EXERCISE REQUIREMENTS.
Filter the records below down to lines containing "Massimo".

--- RECORDS TO USE ---

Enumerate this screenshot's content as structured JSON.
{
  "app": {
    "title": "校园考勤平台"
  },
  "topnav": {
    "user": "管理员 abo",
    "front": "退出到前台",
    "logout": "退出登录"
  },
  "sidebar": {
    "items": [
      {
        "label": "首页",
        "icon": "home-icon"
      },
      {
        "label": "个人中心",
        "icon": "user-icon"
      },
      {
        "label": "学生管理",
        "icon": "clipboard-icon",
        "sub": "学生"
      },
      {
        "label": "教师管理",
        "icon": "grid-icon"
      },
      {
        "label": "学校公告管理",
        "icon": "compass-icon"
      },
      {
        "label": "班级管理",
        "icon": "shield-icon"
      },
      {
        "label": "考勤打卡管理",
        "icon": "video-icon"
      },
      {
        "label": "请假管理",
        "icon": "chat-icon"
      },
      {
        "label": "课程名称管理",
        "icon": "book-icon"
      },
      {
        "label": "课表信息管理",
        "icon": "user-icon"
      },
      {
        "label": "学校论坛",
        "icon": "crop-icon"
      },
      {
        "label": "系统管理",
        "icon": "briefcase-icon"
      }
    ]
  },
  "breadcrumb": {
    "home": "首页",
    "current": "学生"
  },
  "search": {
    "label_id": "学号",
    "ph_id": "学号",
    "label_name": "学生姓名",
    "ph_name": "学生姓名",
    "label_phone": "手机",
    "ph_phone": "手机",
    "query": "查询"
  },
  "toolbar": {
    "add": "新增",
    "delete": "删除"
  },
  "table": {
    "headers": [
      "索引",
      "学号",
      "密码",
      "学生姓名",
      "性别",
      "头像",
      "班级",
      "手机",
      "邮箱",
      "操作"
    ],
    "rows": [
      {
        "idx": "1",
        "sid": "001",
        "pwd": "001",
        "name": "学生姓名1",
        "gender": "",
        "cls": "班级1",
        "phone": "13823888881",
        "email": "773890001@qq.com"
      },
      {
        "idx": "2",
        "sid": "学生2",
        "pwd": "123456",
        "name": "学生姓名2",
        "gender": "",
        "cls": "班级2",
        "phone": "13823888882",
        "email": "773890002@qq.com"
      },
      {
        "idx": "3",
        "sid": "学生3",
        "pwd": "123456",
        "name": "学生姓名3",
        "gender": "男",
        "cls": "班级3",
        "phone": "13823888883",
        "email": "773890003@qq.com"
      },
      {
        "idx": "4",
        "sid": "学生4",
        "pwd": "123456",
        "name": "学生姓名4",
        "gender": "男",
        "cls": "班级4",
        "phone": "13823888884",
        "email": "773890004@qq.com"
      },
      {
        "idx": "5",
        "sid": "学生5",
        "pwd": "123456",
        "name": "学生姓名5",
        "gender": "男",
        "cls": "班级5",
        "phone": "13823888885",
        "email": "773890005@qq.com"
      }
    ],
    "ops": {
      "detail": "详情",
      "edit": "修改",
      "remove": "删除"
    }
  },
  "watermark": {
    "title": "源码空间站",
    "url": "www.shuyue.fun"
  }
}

---
--- RECORDS TO USE ---

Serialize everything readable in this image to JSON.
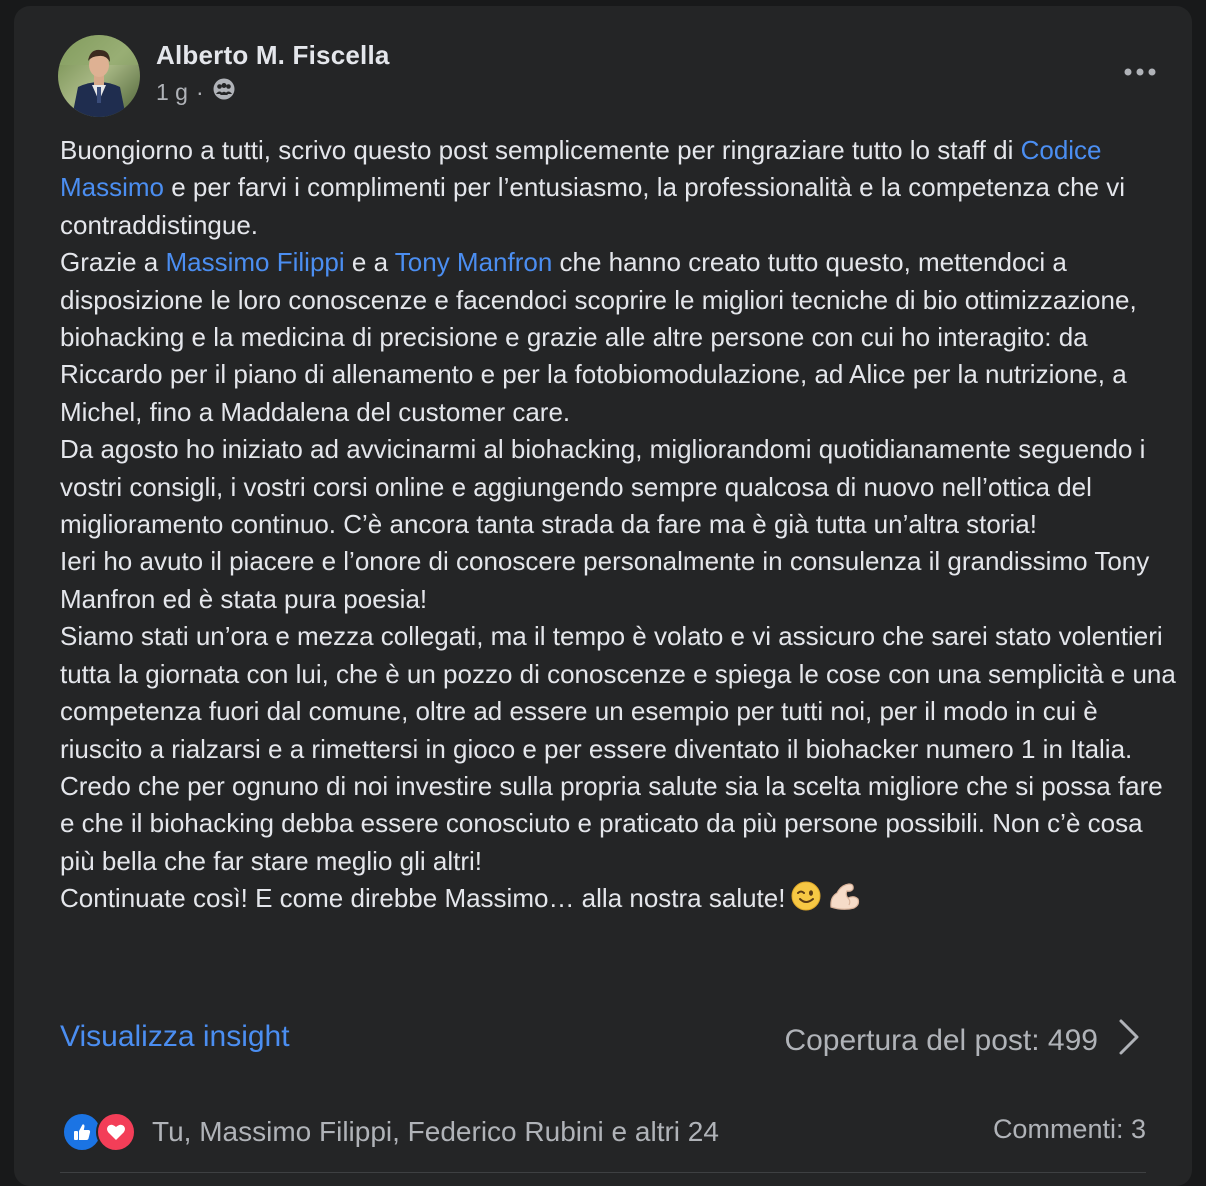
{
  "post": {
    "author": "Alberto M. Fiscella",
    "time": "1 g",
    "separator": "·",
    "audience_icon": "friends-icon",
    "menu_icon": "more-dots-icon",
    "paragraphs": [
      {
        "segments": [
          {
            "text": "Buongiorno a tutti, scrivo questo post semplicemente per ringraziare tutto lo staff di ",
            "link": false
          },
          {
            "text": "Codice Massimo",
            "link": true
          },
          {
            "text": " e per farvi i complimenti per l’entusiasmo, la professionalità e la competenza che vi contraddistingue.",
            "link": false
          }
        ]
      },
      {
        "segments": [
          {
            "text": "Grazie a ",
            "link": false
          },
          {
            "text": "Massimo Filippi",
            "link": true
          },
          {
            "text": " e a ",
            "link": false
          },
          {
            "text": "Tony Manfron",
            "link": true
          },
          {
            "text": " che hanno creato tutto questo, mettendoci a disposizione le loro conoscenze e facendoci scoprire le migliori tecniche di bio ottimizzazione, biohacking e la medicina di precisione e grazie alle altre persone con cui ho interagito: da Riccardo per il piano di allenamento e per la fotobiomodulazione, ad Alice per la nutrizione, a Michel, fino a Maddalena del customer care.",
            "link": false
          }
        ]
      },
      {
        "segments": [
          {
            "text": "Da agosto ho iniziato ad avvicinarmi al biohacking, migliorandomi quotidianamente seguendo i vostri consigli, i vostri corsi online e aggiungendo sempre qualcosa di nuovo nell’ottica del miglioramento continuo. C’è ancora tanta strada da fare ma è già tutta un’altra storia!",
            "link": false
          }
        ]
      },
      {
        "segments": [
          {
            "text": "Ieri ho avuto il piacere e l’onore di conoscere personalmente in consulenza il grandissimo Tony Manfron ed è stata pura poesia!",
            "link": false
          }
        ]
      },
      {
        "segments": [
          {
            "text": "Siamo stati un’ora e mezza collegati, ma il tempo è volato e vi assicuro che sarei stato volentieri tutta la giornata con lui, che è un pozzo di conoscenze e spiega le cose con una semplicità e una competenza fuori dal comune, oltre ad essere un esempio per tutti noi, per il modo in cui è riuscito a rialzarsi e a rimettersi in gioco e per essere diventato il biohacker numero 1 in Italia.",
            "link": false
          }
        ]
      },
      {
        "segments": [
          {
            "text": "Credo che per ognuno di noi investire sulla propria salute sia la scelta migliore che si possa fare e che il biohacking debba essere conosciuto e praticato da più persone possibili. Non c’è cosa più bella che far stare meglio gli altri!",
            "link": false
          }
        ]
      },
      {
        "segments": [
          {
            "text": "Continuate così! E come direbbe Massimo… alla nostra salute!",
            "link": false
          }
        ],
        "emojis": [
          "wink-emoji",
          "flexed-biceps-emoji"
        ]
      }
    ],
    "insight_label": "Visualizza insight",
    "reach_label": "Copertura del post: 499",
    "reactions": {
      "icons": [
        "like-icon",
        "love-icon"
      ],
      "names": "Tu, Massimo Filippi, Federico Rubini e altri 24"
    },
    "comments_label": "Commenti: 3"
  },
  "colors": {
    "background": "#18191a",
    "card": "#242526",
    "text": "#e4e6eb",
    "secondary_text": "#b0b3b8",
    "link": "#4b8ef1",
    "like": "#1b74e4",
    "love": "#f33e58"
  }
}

---

OUTPUT OF THE EXERCISE.
            "text": "Codice Massimo",
            "text": "Massimo Filippi",
            "text": "Continuate così! E come direbbe Massimo… alla nostra salute!",
      "names": "Tu, Massimo Filippi, Federico Rubini e altri 24"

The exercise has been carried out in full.